◆ Objective: Provide the count of lines that hold "title" and no other output.

◆ Record extracts:
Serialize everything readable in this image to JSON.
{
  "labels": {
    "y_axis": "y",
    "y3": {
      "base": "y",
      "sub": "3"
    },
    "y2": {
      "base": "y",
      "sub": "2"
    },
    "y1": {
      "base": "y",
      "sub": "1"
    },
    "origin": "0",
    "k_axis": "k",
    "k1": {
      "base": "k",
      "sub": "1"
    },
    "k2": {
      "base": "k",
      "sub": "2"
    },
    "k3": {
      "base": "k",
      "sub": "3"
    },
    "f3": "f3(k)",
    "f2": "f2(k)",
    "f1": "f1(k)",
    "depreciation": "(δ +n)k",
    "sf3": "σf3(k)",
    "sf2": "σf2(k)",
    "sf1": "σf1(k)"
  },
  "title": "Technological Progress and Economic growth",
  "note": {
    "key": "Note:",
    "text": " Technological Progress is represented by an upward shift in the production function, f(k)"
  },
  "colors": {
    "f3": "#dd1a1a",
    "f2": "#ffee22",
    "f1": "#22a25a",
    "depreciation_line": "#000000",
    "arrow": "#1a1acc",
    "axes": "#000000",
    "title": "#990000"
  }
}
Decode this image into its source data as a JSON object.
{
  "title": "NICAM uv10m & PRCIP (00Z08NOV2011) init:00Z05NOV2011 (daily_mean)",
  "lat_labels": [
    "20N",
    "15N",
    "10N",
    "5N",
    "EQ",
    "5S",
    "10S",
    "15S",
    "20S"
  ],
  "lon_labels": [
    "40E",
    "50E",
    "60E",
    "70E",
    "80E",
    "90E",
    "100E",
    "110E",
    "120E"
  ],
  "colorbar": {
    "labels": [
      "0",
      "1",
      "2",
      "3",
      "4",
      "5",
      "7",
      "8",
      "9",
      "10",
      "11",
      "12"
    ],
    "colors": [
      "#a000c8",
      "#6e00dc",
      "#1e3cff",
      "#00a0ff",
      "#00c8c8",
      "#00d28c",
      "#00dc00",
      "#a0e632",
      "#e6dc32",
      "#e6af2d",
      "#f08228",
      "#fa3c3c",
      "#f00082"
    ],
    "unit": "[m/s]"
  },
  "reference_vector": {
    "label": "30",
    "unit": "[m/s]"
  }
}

◆ Written answer: 3